[begin Extracted information]
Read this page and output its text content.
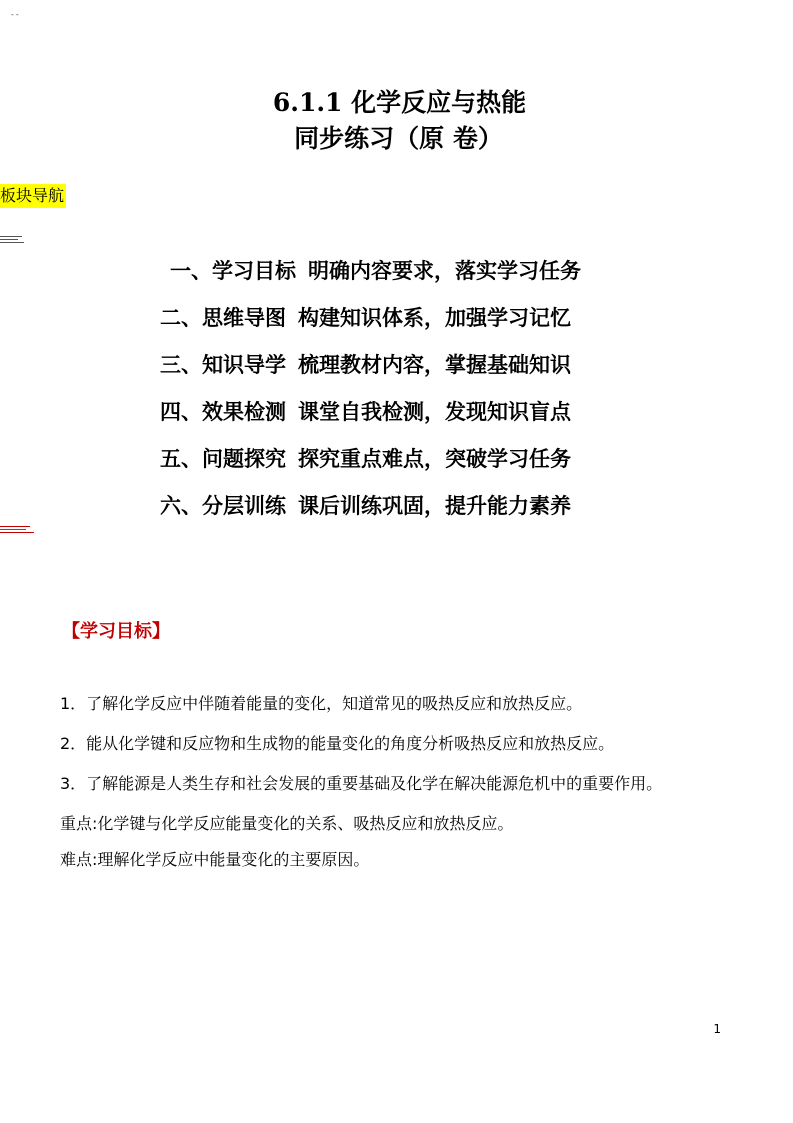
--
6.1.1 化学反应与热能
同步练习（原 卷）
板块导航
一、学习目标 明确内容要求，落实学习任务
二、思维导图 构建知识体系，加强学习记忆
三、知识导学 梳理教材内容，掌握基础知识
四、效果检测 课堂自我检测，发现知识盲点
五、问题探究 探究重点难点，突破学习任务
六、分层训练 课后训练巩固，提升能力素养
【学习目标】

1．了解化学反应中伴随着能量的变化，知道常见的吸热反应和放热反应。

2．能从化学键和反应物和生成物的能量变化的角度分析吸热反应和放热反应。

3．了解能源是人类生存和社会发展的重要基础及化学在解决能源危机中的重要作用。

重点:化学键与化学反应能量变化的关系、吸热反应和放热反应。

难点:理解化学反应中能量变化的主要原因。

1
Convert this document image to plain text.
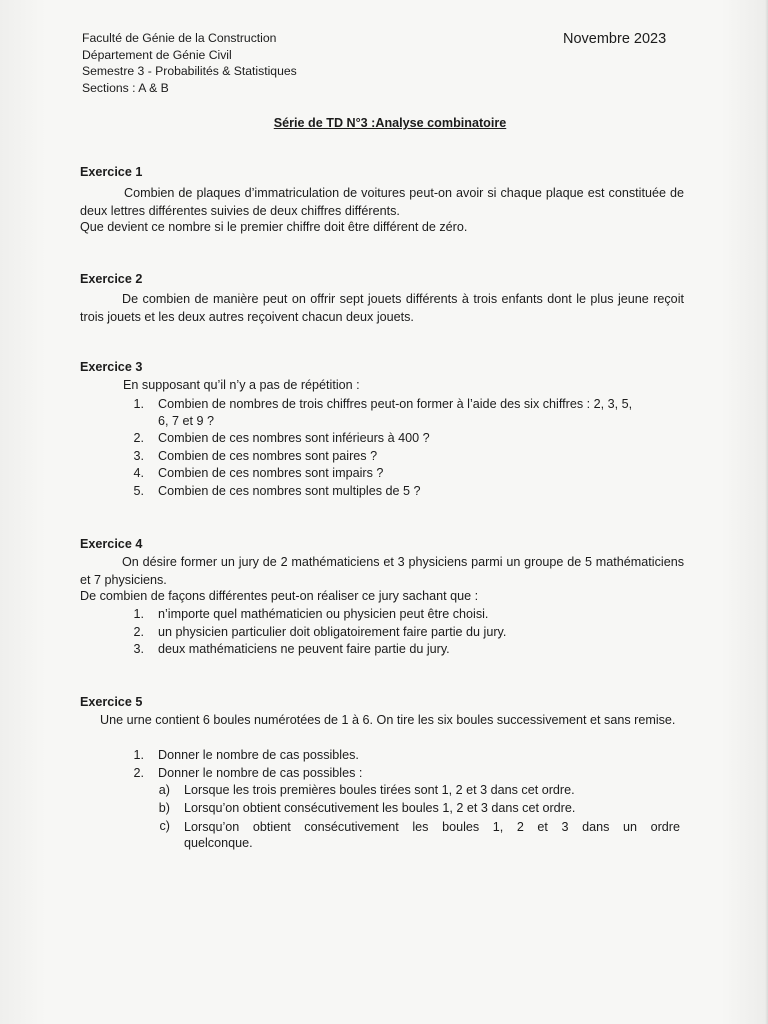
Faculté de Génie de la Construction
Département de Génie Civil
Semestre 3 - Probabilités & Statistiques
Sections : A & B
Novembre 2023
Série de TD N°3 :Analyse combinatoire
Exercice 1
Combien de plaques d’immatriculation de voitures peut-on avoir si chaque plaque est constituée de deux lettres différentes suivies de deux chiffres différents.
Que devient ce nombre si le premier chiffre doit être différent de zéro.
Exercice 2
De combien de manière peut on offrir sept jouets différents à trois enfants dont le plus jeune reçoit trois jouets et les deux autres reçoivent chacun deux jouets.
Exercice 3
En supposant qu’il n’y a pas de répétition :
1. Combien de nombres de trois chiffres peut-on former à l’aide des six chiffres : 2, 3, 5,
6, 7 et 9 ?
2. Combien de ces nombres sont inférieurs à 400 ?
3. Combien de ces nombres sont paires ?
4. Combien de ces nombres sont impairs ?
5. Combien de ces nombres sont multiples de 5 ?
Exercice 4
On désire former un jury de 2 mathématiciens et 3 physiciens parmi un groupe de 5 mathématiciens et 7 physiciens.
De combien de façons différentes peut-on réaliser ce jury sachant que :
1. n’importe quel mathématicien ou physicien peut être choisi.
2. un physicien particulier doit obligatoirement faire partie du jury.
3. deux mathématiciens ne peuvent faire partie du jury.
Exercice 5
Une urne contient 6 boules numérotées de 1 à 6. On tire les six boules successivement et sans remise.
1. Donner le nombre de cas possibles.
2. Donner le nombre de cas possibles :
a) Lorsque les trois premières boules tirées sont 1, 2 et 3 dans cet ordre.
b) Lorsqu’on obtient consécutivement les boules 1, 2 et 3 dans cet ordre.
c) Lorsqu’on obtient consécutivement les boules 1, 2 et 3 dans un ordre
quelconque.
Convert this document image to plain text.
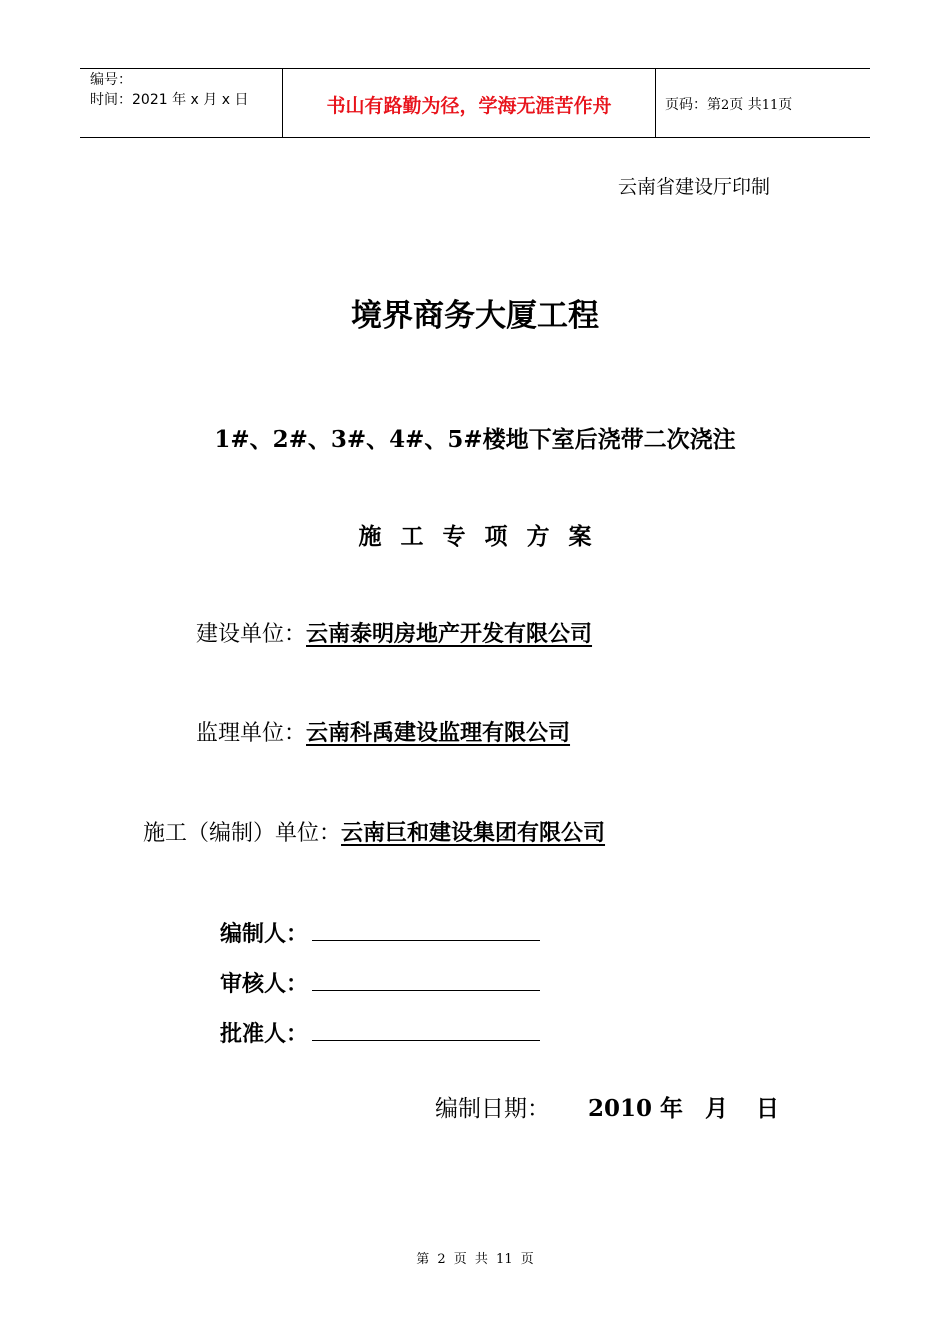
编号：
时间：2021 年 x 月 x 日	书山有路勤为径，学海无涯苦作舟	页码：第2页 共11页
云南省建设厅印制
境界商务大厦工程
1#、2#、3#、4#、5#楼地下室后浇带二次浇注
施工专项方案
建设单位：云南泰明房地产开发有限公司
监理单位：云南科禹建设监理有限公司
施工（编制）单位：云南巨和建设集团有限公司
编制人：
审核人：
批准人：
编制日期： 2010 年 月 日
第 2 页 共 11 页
[end Extracted information]
| Written task |
Go through the listing above and write it out again exactly, dropping the pictures.

| Written solution |
Read this page and output its text content.
--
6.1.1 化学反应与热能
同步练习（原 卷）
板块导航
一、学习目标 明确内容要求，落实学习任务
二、思维导图 构建知识体系，加强学习记忆
三、知识导学 梳理教材内容，掌握基础知识
四、效果检测 课堂自我检测，发现知识盲点
五、问题探究 探究重点难点，突破学习任务
六、分层训练 课后训练巩固，提升能力素养
【学习目标】

1．了解化学反应中伴随着能量的变化，知道常见的吸热反应和放热反应。

2．能从化学键和反应物和生成物的能量变化的角度分析吸热反应和放热反应。

3．了解能源是人类生存和社会发展的重要基础及化学在解决能源危机中的重要作用。

重点:化学键与化学反应能量变化的关系、吸热反应和放热反应。

难点:理解化学反应中能量变化的主要原因。

1
Convert this document image to plain text.
Faculté de Génie de la Construction
Département de Génie Civil
Semestre 3 - Probabilités & Statistiques
Sections : A & B
Novembre 2023
Série de TD N°3 :Analyse combinatoire
Exercice 1
Combien de plaques d’immatriculation de voitures peut-on avoir si chaque plaque est constituée de deux lettres différentes suivies de deux chiffres différents.
Que devient ce nombre si le premier chiffre doit être différent de zéro.
Exercice 2
De combien de manière peut on offrir sept jouets différents à trois enfants dont le plus jeune reçoit trois jouets et les deux autres reçoivent chacun deux jouets.
Exercice 3
En supposant qu’il n’y a pas de répétition :
1. Combien de nombres de trois chiffres peut-on former à l’aide des six chiffres : 2, 3, 5,
6, 7 et 9 ?
2. Combien de ces nombres sont inférieurs à 400 ?
3. Combien de ces nombres sont paires ?
4. Combien de ces nombres sont impairs ?
5. Combien de ces nombres sont multiples de 5 ?
Exercice 4
On désire former un jury de 2 mathématiciens et 3 physiciens parmi un groupe de 5 mathématiciens et 7 physiciens.
De combien de façons différentes peut-on réaliser ce jury sachant que :
1. n’importe quel mathématicien ou physicien peut être choisi.
2. un physicien particulier doit obligatoirement faire partie du jury.
3. deux mathématiciens ne peuvent faire partie du jury.
Exercice 5
Une urne contient 6 boules numérotées de 1 à 6. On tire les six boules successivement et sans remise.
1. Donner le nombre de cas possibles.
2. Donner le nombre de cas possibles :
a) Lorsque les trois premières boules tirées sont 1, 2 et 3 dans cet ordre.
b) Lorsqu’on obtient consécutivement les boules 1, 2 et 3 dans cet ordre.
c) Lorsqu’on obtient consécutivement les boules 1, 2 et 3 dans un ordre
quelconque.
Convert this document image to plain text.
编号：
时间：2021 年 x 月 x 日	书山有路勤为径，学海无涯苦作舟	页码：第2页 共11页
云南省建设厅印制
境界商务大厦工程
1#、2#、3#、4#、5#楼地下室后浇带二次浇注
施工专项方案
建设单位：云南泰明房地产开发有限公司
监理单位：云南科禹建设监理有限公司
施工（编制）单位：云南巨和建设集团有限公司
编制人：
审核人：
批准人：
编制日期： 2010 年 月 日
第 2 页 共 11 页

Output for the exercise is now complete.